Work to be completed = Copy the data from the line with "redacted-area — [401, 147, 469, 172]" through the line with "dim-label: 286 — [408, 314, 421, 333]", changing "dim-label" to "dimension-label" and leaving everything else unchanged.

Provided data =

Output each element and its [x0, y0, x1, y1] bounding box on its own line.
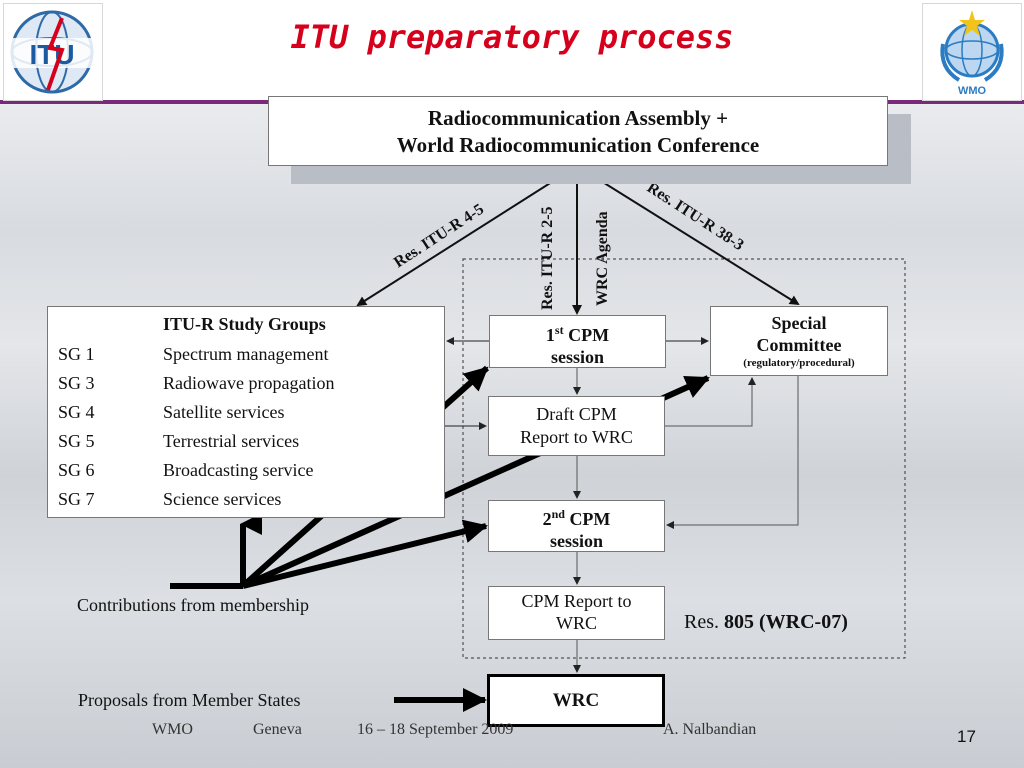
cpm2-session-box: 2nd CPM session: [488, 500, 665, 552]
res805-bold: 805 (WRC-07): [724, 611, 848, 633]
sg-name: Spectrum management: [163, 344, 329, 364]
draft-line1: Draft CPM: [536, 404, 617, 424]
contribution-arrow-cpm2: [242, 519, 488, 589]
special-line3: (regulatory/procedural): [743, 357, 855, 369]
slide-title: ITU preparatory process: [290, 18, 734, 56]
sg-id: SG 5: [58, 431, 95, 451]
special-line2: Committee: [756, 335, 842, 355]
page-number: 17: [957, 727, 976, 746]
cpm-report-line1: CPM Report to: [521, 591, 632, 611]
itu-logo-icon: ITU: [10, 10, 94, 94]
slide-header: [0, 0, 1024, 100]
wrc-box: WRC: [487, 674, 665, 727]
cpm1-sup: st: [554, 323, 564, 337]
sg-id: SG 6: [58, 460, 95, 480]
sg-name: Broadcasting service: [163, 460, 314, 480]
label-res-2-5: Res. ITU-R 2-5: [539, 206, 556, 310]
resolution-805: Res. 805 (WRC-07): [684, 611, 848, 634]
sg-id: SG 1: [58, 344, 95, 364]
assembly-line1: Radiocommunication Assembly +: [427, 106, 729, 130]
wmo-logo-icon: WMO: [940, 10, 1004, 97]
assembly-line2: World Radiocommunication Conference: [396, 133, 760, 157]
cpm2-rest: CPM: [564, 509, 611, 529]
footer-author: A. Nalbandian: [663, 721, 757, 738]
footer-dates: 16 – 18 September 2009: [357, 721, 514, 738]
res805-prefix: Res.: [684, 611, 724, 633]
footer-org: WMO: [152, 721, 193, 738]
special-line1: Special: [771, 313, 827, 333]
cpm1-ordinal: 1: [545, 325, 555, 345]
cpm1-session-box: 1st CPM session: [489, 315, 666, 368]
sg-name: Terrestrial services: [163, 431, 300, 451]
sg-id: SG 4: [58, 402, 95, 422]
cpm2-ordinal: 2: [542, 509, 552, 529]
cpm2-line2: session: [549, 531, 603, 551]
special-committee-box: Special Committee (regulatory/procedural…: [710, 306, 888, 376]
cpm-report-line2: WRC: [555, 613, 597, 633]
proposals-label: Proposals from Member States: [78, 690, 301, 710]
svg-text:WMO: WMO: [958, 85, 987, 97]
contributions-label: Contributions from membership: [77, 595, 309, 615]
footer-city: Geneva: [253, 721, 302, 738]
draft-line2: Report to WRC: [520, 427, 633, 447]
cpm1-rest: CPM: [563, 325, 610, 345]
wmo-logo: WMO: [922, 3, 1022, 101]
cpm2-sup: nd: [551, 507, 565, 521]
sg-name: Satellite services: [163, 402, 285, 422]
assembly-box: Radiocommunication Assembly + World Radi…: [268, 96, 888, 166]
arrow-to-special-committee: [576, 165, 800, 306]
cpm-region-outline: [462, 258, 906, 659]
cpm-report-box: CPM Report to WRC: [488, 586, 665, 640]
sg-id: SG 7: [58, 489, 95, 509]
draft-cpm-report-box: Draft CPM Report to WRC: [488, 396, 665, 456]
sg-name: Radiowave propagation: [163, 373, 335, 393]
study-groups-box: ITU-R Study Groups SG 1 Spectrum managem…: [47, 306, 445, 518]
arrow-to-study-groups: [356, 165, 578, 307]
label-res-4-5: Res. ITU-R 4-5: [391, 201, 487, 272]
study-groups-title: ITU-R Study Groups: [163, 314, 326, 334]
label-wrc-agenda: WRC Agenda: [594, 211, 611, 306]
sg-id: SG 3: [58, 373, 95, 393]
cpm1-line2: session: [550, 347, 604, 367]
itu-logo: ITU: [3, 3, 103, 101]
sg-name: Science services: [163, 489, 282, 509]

--

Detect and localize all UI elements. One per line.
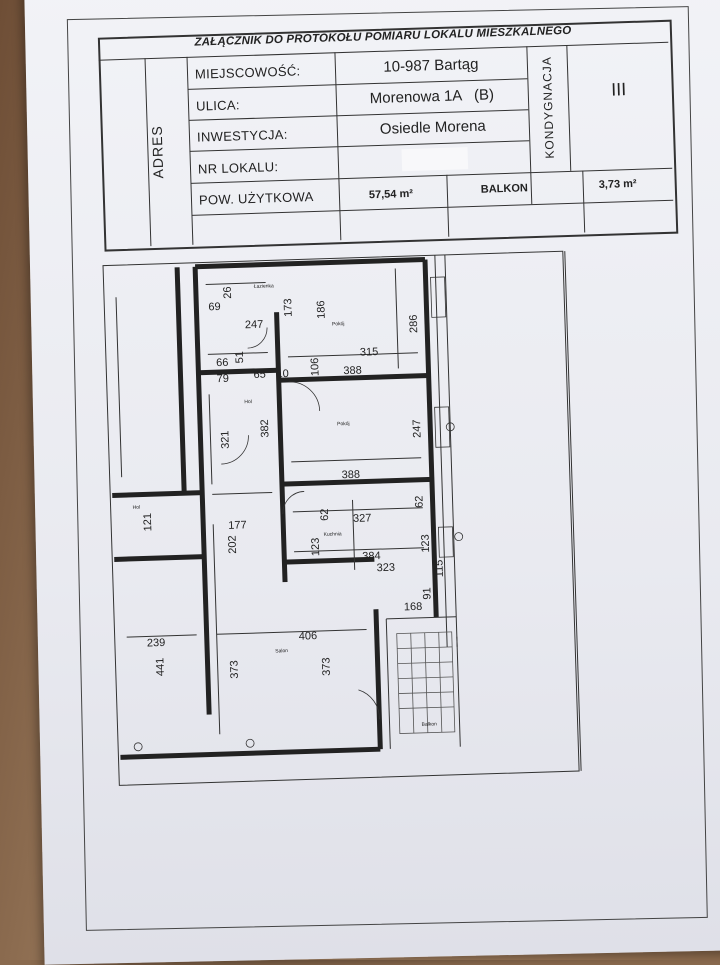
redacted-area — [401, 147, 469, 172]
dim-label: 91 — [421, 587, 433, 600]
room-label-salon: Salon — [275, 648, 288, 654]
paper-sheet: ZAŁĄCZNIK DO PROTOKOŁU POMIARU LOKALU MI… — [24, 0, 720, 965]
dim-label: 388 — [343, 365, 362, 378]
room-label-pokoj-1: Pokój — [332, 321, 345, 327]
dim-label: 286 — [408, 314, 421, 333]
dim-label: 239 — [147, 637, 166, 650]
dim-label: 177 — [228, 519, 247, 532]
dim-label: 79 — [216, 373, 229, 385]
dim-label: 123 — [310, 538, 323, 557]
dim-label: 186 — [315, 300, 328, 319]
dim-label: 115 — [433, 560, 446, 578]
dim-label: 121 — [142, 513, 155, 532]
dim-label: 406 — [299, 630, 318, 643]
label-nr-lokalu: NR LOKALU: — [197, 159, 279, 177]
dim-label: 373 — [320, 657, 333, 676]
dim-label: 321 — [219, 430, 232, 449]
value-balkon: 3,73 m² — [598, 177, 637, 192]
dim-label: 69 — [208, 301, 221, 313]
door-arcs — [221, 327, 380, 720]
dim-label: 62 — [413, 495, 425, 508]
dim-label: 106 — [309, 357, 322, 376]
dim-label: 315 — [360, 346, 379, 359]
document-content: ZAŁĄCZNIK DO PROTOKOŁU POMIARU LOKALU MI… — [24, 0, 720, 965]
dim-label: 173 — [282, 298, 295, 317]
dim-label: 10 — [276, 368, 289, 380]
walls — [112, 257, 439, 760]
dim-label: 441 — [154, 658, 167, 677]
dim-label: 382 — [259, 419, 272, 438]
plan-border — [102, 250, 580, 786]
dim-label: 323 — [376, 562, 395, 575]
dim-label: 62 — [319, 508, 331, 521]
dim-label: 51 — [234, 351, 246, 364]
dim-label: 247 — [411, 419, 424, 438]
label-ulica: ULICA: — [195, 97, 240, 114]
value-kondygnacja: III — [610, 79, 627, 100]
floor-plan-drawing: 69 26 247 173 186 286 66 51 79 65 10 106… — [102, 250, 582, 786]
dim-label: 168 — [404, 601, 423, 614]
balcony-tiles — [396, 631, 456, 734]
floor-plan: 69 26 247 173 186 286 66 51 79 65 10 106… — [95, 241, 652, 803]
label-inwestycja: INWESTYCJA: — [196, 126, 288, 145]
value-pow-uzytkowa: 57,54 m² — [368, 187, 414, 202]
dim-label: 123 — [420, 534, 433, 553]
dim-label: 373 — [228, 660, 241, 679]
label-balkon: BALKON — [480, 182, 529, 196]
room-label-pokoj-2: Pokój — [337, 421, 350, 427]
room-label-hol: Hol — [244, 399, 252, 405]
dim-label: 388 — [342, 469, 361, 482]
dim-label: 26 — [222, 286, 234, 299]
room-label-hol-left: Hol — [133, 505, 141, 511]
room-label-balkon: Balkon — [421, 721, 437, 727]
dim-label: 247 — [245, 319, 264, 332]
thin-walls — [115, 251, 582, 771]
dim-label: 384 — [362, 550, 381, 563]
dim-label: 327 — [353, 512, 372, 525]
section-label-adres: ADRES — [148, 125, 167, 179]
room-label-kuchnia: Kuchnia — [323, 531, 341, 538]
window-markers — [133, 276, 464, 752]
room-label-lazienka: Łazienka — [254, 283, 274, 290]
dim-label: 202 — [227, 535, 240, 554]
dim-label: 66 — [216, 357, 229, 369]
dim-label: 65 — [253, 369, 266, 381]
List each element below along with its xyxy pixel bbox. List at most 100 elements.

Written reply =
redacted-area — [401, 147, 469, 172]
dimension-label: 91 — [421, 587, 433, 600]
room-label-salon: Salon — [275, 648, 288, 654]
paper-sheet: ZAŁĄCZNIK DO PROTOKOŁU POMIARU LOKALU MI… — [24, 0, 720, 965]
dimension-label: 388 — [343, 365, 362, 378]
room-label-pokoj-1: Pokój — [332, 321, 345, 327]
dimension-label: 286 — [408, 314, 421, 333]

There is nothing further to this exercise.